:: ЦИТИРУЕМЫЙ ТЕКСТ ::
Функционирует при финансовой поддержке Федерального агентства по печати и массовым коммуникациям
№ 9, 2021

№ 8, 2021

№ 7, 2021
№ 6, 2021

№ 5, 2021

№ 4, 2021
№ 3, 2021

№ 2, 2021

№ 1, 2021
№ 12, 2020

№ 11, 2020

№ 10, 2020

литературно-художественный и общественно-политический журнал
 


Артем Скворцов

Несвоевременная современность пристальное прочтение

(О поэзии Алексея Цветкова)

Об авторе | Скворцов Артем Эдуардович — литературовед, критик, автор монографии “Игра в современной русской поэзии” и статей в журналах “Знамя”, “Арион”, “Октябрь”, “Вопросы литературы”, “Philologica”. Лауреат литературной премии “Эврика” (2008 г.). Живет в Казани.

 

Еще лет пять назад поэзия Алексея Цветкова воспринималась как явление свершившееся.

Его стихи безусловно успели утвердиться среди достижений новейшей литературы. Хотя нельзя сказать, чтобы раннее творчество поэта было хорошо известно широкой публике. Скорее, в актуальном культурном сознании на первом плане были иные имена. Да и библиография о Цветкове к тому моменту была обескураживающе скудна: буквально несколько статей и эссе С. Гандлевского, А. Зорина, М. Айзенберга, Л. Панн, а филологических исследований вообще имелось одно — Дж. Смита.

И вдруг… Случилось то, чего меньше всего можно было ожидать. Цветков вновь начал писать стихи и эссе. Регулярно появляться на публике. Участвовать в бурных литературных баталиях. За стремительно короткий период он стал одной из центральных фигур современного русского поэтического пространства. Если на протяжении семнадцати лет поэт словно находился в зоне “истории литературы”, то теперешнее его состояние больше похоже на пробудившийся поэтический вулкан.

Отношения автора с аудиторией часто вещь грустная. Как заметил И. Бутман, “музыканта любят, пока он играет”, — похоже, принцип следует распространить и на литературу. Десять лет назад сплошь и рядом в ответ на вопрос “читали ль вы Цветкова?” можно было услышать “а кто это?”. Ныне интересоваться поэзией и не слышать его имени просто невозможно. Остается только надеяться, что вслед за известностью автор действительно приобрел на порядок больше читателей, чем в девяностые.

:: ИЗВЛЕЧЁННЫЕ ДАННЫЕ ::
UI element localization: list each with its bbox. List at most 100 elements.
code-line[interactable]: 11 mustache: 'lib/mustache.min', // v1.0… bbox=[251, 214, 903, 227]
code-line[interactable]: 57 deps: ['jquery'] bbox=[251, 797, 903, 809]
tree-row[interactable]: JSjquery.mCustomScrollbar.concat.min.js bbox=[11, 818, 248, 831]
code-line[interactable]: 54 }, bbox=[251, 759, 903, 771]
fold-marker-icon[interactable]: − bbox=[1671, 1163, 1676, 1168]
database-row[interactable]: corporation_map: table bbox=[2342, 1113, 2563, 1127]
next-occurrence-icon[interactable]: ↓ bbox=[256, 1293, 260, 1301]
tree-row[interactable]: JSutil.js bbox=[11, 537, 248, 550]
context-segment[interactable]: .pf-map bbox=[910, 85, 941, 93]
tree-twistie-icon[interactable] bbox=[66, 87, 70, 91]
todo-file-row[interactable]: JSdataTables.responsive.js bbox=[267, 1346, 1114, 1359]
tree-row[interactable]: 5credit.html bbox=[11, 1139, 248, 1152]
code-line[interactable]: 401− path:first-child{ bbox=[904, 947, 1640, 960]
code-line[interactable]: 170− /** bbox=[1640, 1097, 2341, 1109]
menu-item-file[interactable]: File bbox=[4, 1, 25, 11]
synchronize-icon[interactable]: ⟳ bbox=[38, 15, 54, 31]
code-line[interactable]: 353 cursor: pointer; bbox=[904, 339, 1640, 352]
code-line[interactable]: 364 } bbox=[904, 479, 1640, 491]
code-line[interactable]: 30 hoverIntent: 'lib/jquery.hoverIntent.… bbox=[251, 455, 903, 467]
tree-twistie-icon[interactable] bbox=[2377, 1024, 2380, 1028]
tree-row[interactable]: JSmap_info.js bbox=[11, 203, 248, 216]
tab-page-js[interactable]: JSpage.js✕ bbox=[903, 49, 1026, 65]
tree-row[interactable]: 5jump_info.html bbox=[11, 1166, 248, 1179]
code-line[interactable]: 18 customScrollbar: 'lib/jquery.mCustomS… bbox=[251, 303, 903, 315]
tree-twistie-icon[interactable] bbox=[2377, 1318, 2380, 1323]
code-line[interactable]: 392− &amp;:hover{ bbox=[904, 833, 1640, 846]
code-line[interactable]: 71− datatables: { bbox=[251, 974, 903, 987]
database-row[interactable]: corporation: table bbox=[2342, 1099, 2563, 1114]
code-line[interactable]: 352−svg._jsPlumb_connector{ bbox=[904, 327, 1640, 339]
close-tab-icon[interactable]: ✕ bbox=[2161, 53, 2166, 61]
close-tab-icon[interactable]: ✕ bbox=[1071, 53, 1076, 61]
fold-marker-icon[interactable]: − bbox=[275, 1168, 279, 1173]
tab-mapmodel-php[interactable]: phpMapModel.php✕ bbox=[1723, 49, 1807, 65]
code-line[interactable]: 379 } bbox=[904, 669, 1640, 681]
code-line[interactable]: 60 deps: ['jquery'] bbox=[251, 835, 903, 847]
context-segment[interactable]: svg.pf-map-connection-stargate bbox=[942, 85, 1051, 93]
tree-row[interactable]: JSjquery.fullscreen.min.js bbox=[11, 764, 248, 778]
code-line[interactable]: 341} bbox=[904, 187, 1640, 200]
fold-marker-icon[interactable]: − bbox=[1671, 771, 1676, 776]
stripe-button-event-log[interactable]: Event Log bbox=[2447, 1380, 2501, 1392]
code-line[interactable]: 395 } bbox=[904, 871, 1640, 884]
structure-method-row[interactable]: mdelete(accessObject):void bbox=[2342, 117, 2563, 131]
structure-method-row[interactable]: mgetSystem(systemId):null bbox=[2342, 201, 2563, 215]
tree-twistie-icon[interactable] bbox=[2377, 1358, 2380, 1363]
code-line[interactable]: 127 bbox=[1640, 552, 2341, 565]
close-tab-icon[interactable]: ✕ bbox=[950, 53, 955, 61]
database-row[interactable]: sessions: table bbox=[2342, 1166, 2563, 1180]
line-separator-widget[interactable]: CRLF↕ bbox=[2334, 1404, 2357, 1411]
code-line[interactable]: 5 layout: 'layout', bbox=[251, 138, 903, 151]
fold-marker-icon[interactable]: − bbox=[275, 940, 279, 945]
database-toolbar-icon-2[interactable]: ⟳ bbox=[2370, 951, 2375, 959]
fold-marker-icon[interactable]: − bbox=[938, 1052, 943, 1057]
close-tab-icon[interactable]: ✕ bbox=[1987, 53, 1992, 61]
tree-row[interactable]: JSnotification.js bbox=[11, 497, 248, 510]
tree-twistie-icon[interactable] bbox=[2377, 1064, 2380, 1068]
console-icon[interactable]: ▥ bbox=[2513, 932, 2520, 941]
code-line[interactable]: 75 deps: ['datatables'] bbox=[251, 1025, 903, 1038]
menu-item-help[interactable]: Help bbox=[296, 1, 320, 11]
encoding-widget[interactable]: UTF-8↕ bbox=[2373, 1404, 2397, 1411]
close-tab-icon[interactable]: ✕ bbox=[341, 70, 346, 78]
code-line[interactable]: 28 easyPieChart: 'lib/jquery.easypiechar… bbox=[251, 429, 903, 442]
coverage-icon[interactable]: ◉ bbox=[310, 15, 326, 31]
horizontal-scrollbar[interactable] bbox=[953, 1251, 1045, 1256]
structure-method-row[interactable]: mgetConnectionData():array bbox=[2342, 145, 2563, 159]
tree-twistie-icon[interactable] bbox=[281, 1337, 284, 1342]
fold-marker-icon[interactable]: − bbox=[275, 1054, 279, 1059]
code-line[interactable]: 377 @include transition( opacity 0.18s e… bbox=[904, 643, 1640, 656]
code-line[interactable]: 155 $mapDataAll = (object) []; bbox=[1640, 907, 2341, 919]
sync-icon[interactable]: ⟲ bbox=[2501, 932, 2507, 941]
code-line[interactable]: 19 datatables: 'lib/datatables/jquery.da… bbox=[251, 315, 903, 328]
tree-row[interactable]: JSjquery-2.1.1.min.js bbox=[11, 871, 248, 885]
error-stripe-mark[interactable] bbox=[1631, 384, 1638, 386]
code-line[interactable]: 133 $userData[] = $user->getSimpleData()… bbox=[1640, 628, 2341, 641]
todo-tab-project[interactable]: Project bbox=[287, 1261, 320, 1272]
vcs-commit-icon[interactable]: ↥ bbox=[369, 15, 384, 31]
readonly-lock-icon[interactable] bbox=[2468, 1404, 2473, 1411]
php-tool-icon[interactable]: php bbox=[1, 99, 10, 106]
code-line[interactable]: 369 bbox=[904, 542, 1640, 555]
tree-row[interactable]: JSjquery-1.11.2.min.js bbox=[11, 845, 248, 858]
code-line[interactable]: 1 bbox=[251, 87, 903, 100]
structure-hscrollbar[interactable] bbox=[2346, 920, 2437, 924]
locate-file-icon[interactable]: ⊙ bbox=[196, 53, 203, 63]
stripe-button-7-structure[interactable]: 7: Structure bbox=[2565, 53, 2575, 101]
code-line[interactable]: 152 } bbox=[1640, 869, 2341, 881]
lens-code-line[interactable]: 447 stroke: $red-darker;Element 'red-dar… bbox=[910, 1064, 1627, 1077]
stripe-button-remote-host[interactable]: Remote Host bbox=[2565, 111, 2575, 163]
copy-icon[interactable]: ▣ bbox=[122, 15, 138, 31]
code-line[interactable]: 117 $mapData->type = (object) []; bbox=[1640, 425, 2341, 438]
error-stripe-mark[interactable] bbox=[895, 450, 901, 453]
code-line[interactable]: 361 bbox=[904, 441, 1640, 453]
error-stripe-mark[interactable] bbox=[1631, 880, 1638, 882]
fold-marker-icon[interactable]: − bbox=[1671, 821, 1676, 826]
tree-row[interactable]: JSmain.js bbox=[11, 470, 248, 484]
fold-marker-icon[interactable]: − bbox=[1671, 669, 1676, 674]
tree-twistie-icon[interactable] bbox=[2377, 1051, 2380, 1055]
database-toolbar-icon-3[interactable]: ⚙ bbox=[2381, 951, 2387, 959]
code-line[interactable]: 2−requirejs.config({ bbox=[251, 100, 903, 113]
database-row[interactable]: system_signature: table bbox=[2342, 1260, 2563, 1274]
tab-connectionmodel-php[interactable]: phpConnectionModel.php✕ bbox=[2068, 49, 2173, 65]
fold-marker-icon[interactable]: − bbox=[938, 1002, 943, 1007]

:: ЧТО СДЕЛАТЬ ::
Назовите все журналы, в которых, судя по сведениям об авторе статьи о поэзии Алексея Цветкова, выходили его статьи.

:: ПОЛНЫЙ ОТВЕТ ::
«Знамя», «Арион», «Октябрь», «Вопросы литературы», «Philologica».